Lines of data
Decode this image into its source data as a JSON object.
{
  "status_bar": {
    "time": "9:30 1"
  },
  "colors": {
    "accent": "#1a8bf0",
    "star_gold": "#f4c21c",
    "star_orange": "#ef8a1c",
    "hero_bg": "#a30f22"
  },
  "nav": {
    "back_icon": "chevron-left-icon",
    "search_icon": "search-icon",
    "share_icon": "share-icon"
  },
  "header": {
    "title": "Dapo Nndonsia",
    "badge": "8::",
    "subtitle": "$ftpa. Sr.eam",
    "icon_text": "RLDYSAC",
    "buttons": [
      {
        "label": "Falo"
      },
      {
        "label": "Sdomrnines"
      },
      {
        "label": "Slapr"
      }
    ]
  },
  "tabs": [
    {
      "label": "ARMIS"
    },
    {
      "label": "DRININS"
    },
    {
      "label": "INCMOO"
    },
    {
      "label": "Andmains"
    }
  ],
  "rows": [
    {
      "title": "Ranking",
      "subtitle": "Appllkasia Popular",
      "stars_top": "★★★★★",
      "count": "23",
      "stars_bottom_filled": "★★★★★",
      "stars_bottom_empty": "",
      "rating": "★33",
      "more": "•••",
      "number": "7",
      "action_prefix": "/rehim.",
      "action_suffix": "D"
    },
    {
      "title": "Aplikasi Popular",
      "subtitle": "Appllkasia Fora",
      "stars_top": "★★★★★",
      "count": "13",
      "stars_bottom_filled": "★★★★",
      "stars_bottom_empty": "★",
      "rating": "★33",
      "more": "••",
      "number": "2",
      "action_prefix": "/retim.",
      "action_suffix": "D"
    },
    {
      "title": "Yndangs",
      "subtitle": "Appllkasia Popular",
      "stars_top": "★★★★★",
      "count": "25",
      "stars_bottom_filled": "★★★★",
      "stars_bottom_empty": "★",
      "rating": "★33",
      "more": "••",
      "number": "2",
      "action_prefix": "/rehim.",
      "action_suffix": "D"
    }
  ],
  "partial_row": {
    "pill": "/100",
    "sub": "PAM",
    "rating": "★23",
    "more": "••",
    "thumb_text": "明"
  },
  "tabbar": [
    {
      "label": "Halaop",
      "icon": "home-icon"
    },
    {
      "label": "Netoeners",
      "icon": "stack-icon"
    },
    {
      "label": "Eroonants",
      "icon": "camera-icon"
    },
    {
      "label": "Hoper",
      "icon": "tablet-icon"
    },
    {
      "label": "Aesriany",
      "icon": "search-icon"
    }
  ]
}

Set problem: Copy every line of the records word for word.

Response below:
Decode this image into its source data as a JSON object.
{
  "status_bar": {
    "time": "9:30 1"
  },
  "colors": {
    "accent": "#1a8bf0",
    "star_gold": "#f4c21c",
    "star_orange": "#ef8a1c",
    "hero_bg": "#a30f22"
  },
  "nav": {
    "back_icon": "chevron-left-icon",
    "search_icon": "search-icon",
    "share_icon": "share-icon"
  },
  "header": {
    "title": "Dapo Nndonsia",
    "badge": "8::",
    "subtitle": "$ftpa. Sr.eam",
    "icon_text": "RLDYSAC",
    "buttons": [
      {
        "label": "Falo"
      },
      {
        "label": "Sdomrnines"
      },
      {
        "label": "Slapr"
      }
    ]
  },
  "tabs": [
    {
      "label": "ARMIS"
    },
    {
      "label": "DRININS"
    },
    {
      "label": "INCMOO"
    },
    {
      "label": "Andmains"
    }
  ],
  "rows": [
    {
      "title": "Ranking",
      "subtitle": "Appllkasia Popular",
      "stars_top": "★★★★★",
      "count": "23",
      "stars_bottom_filled": "★★★★★",
      "stars_bottom_empty": "",
      "rating": "★33",
      "more": "•••",
      "number": "7",
      "action_prefix": "/rehim.",
      "action_suffix": "D"
    },
    {
      "title": "Aplikasi Popular",
      "subtitle": "Appllkasia Fora",
      "stars_top": "★★★★★",
      "count": "13",
      "stars_bottom_filled": "★★★★",
      "stars_bottom_empty": "★",
      "rating": "★33",
      "more": "••",
      "number": "2",
      "action_prefix": "/retim.",
      "action_suffix": "D"
    },
    {
      "title": "Yndangs",
      "subtitle": "Appllkasia Popular",
      "stars_top": "★★★★★",
      "count": "25",
      "stars_bottom_filled": "★★★★",
      "stars_bottom_empty": "★",
      "rating": "★33",
      "more": "••",
      "number": "2",
      "action_prefix": "/rehim.",
      "action_suffix": "D"
    }
  ],
  "partial_row": {
    "pill": "/100",
    "sub": "PAM",
    "rating": "★23",
    "more": "••",
    "thumb_text": "明"
  },
  "tabbar": [
    {
      "label": "Halaop",
      "icon": "home-icon"
    },
    {
      "label": "Netoeners",
      "icon": "stack-icon"
    },
    {
      "label": "Eroonants",
      "icon": "camera-icon"
    },
    {
      "label": "Hoper",
      "icon": "tablet-icon"
    },
    {
      "label": "Aesriany",
      "icon": "search-icon"
    }
  ]
}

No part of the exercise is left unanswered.